* begin *
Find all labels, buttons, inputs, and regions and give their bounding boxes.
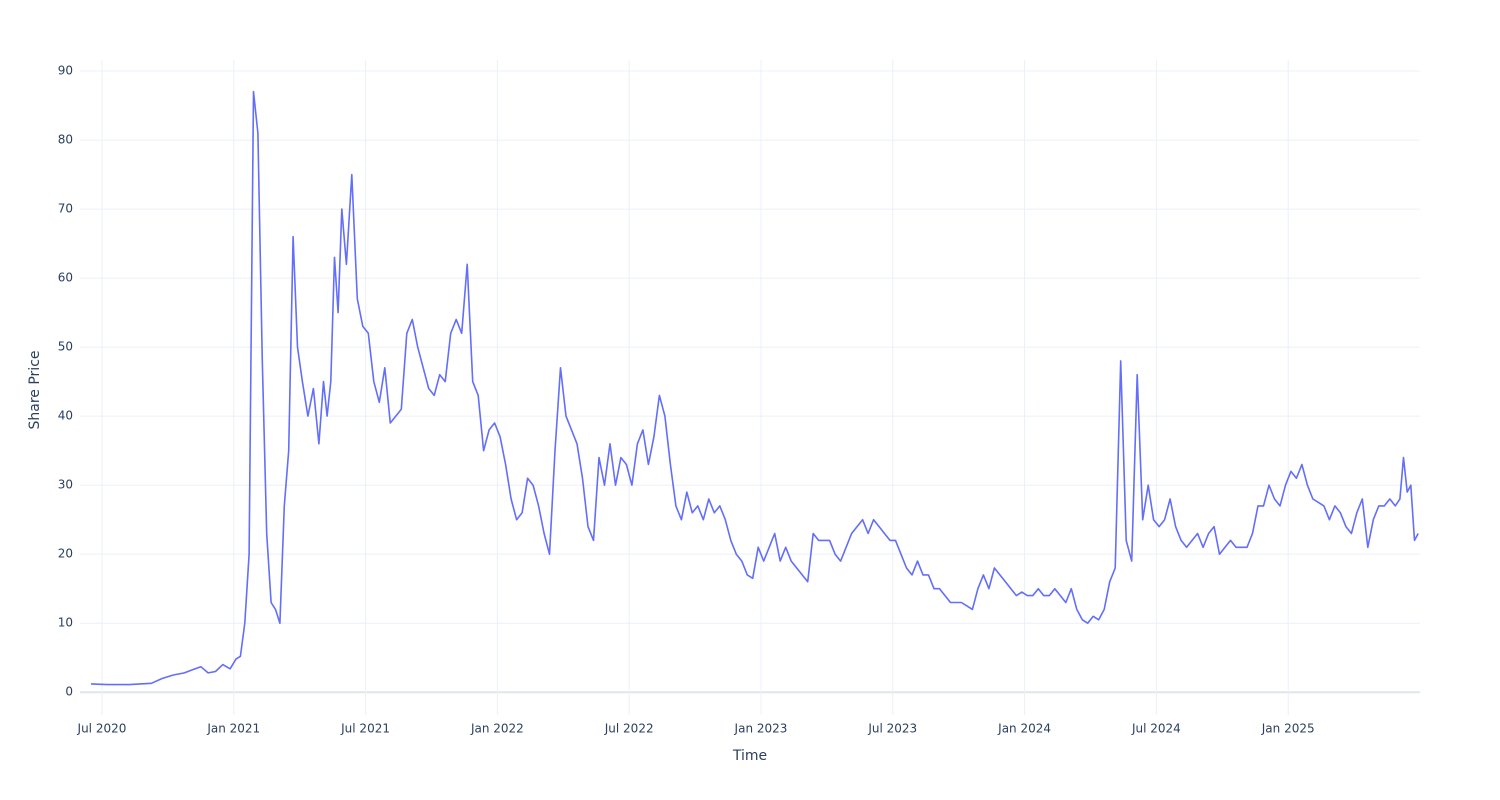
y-axis-title: Share Price (27, 350, 43, 429)
y-tick-label: 30 (58, 478, 73, 492)
x-tick-label: Jan 2024 (997, 722, 1051, 736)
y-tick-label: 60 (58, 271, 73, 285)
x-tick-label: Jan 2025 (1261, 722, 1315, 736)
x-tick-label: Jul 2020 (77, 722, 127, 736)
y-tick-label: 0 (65, 685, 73, 699)
x-tick-label: Jul 2023 (867, 722, 917, 736)
price-line (90, 90, 1419, 686)
y-tick-label: 10 (58, 616, 73, 630)
y-tick-label: 20 (58, 547, 73, 561)
y-tick-label: 80 (58, 133, 73, 147)
x-tick-label: Jul 2021 (340, 722, 390, 736)
x-tick-label: Jan 2023 (734, 722, 788, 736)
y-tick-label: 50 (58, 340, 73, 354)
x-tick-label: Jul 2022 (604, 722, 654, 736)
y-tick-label: 90 (58, 64, 73, 78)
x-tick-label: Jul 2024 (1131, 722, 1181, 736)
y-tick-label: 70 (58, 202, 73, 216)
x-tick-label: Jan 2021 (206, 722, 260, 736)
x-axis-title: Time (732, 748, 767, 764)
x-tick-label: Jan 2022 (470, 722, 524, 736)
y-tick-label: 40 (58, 409, 73, 423)
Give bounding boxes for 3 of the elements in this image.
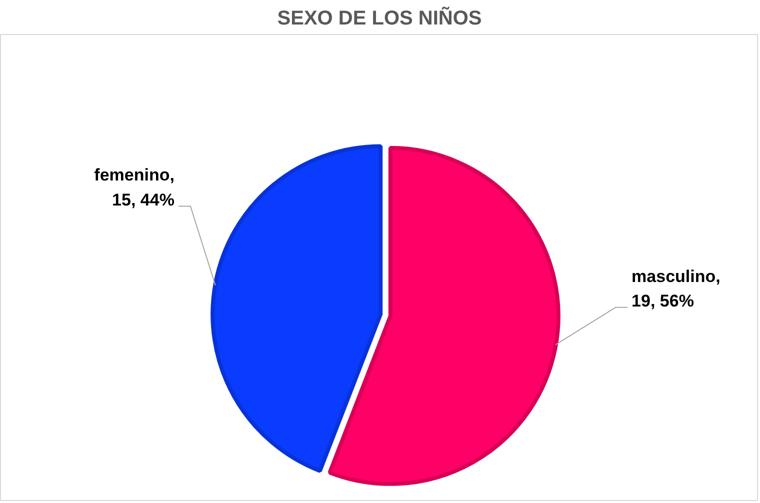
* end *
**Given exercise**
Copy the lines above word for word, from first to last, and omit the pictures.

**Result of this task**
Find all labels, buttons, inputs, and regions and give their bounding boxes.
y-axis-title: Share Price (27, 350, 43, 429)
y-tick-label: 30 (58, 478, 73, 492)
x-tick-label: Jan 2024 (997, 722, 1051, 736)
y-tick-label: 60 (58, 271, 73, 285)
x-tick-label: Jan 2025 (1261, 722, 1315, 736)
x-tick-label: Jul 2020 (77, 722, 127, 736)
y-tick-label: 0 (65, 685, 73, 699)
x-tick-label: Jul 2023 (867, 722, 917, 736)
price-line (90, 90, 1419, 686)
y-tick-label: 10 (58, 616, 73, 630)
y-tick-label: 20 (58, 547, 73, 561)
y-tick-label: 80 (58, 133, 73, 147)
x-tick-label: Jul 2021 (340, 722, 390, 736)
x-tick-label: Jan 2023 (734, 722, 788, 736)
y-tick-label: 50 (58, 340, 73, 354)
x-tick-label: Jul 2022 (604, 722, 654, 736)
y-tick-label: 90 (58, 64, 73, 78)
x-tick-label: Jul 2024 (1131, 722, 1181, 736)
y-tick-label: 70 (58, 202, 73, 216)
x-tick-label: Jan 2021 (206, 722, 260, 736)
x-axis-title: Time (732, 748, 767, 764)
x-tick-label: Jan 2022 (470, 722, 524, 736)
y-tick-label: 40 (58, 409, 73, 423)
Give bounding boxes for 3 of the elements in this image.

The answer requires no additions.